Start

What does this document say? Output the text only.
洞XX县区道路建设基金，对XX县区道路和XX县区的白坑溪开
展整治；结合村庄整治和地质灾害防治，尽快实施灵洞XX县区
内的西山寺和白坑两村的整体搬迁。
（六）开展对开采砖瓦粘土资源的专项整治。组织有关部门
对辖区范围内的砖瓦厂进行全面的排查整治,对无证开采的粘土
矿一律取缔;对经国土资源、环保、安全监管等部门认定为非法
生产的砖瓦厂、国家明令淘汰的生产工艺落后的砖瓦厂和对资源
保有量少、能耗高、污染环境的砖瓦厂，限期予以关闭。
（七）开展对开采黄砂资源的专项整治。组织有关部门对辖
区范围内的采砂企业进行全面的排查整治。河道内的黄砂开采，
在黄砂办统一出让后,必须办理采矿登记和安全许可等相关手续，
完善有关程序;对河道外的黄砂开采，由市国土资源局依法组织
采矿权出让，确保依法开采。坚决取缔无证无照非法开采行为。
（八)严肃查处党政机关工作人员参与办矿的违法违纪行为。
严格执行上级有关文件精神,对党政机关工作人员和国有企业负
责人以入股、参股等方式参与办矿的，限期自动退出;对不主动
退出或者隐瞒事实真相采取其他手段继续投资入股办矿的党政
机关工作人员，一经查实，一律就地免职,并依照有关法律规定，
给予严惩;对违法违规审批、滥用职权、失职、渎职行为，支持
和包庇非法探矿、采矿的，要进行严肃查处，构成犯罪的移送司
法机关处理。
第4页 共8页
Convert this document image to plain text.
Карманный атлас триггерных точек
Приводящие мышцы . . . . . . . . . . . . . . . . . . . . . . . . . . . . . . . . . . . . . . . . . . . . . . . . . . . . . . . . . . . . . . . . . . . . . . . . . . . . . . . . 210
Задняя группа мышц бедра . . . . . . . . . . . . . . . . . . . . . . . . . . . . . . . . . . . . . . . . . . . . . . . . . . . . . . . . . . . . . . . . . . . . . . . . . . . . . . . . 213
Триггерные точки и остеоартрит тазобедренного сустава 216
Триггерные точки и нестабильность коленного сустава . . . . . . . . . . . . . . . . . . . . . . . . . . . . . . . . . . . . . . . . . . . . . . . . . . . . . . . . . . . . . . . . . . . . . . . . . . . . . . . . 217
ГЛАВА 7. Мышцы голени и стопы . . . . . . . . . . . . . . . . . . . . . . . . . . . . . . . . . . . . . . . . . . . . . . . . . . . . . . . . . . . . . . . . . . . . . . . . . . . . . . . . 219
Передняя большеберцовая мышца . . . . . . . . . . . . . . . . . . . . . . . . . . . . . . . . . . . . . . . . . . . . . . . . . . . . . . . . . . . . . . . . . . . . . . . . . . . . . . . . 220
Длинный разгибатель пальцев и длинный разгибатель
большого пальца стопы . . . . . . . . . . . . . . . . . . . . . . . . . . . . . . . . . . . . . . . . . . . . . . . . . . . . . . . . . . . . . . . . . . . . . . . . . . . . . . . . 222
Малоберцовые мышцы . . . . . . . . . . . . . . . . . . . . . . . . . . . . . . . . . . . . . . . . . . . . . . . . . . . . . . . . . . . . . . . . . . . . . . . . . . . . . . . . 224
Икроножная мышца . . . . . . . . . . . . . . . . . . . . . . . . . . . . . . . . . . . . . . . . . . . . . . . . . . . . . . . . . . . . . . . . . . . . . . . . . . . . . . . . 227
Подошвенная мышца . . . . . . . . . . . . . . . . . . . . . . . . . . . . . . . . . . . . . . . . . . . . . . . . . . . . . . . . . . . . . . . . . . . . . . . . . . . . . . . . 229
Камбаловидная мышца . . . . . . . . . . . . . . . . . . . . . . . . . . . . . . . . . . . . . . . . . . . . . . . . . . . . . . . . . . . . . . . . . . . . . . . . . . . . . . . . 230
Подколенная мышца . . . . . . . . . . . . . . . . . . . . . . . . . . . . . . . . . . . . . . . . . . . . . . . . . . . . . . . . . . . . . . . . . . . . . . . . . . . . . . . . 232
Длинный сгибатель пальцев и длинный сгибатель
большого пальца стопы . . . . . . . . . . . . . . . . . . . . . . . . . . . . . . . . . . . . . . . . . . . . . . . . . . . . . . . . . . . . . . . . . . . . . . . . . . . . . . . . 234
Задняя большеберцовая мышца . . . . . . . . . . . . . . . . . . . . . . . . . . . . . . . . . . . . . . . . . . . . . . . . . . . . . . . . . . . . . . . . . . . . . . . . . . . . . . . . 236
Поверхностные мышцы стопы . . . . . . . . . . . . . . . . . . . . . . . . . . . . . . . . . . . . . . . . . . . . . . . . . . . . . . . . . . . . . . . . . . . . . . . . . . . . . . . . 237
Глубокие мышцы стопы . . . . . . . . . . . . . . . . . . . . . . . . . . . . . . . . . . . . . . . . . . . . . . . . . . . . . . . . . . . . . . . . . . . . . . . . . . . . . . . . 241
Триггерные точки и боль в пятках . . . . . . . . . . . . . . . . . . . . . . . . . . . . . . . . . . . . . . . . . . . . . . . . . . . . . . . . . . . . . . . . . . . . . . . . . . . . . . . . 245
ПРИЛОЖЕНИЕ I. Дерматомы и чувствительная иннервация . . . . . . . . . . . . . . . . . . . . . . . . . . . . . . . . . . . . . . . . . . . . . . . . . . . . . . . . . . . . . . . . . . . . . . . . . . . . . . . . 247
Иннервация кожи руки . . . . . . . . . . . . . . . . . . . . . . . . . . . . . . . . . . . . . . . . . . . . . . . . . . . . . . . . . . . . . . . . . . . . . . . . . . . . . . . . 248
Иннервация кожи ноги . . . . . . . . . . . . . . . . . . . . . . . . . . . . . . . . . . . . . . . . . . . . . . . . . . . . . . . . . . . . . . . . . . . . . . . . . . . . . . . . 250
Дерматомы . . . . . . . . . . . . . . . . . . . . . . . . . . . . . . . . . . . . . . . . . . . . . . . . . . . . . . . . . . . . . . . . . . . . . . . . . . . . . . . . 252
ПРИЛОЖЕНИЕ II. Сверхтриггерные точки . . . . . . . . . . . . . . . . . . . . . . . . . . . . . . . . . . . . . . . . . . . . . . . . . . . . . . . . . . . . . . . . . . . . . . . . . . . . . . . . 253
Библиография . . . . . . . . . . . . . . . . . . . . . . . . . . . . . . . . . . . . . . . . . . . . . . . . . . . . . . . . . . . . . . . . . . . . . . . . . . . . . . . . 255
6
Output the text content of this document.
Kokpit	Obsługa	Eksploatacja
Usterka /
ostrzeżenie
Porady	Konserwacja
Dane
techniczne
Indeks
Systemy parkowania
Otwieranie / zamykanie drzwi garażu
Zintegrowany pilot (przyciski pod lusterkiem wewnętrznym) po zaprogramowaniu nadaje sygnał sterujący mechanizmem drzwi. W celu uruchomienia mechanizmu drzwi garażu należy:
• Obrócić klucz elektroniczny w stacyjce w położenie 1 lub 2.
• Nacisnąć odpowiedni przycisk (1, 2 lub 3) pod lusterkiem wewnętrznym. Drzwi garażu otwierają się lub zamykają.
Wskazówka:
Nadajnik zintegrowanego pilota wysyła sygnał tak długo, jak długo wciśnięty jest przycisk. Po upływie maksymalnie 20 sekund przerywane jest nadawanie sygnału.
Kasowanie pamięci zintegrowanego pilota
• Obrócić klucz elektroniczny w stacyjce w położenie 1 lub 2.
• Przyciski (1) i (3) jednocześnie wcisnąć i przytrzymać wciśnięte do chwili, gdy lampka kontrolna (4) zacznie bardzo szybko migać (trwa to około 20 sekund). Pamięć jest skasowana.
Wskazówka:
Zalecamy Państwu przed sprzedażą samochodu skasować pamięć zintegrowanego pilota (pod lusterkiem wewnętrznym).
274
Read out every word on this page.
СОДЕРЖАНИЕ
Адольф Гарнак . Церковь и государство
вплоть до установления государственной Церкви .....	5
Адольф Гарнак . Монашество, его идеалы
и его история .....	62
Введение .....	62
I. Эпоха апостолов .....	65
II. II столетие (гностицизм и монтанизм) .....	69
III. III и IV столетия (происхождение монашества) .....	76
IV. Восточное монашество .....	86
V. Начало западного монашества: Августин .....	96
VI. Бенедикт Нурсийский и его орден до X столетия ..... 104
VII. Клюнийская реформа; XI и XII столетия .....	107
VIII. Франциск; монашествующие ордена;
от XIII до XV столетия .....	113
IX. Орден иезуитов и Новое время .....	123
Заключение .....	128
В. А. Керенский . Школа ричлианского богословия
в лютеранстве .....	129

End

### Short exercise
Search the lines above for the string "sekund" and copy each line that has it.

### Response to this task
Nadajnik zintegrowanego pilota wysyła sygnał tak długo, jak długo wciśnięty jest przycisk. Po upływie maksymalnie 20 sekund przerywane jest nadawanie sygnału.
• Przyciski (1) i (3) jednocześnie wcisnąć i przytrzymać wciśnięte do chwili, gdy lampka kontrolna (4) zacznie bardzo szybko migać (trwa to około 20 sekund). Pamięć jest skasowana.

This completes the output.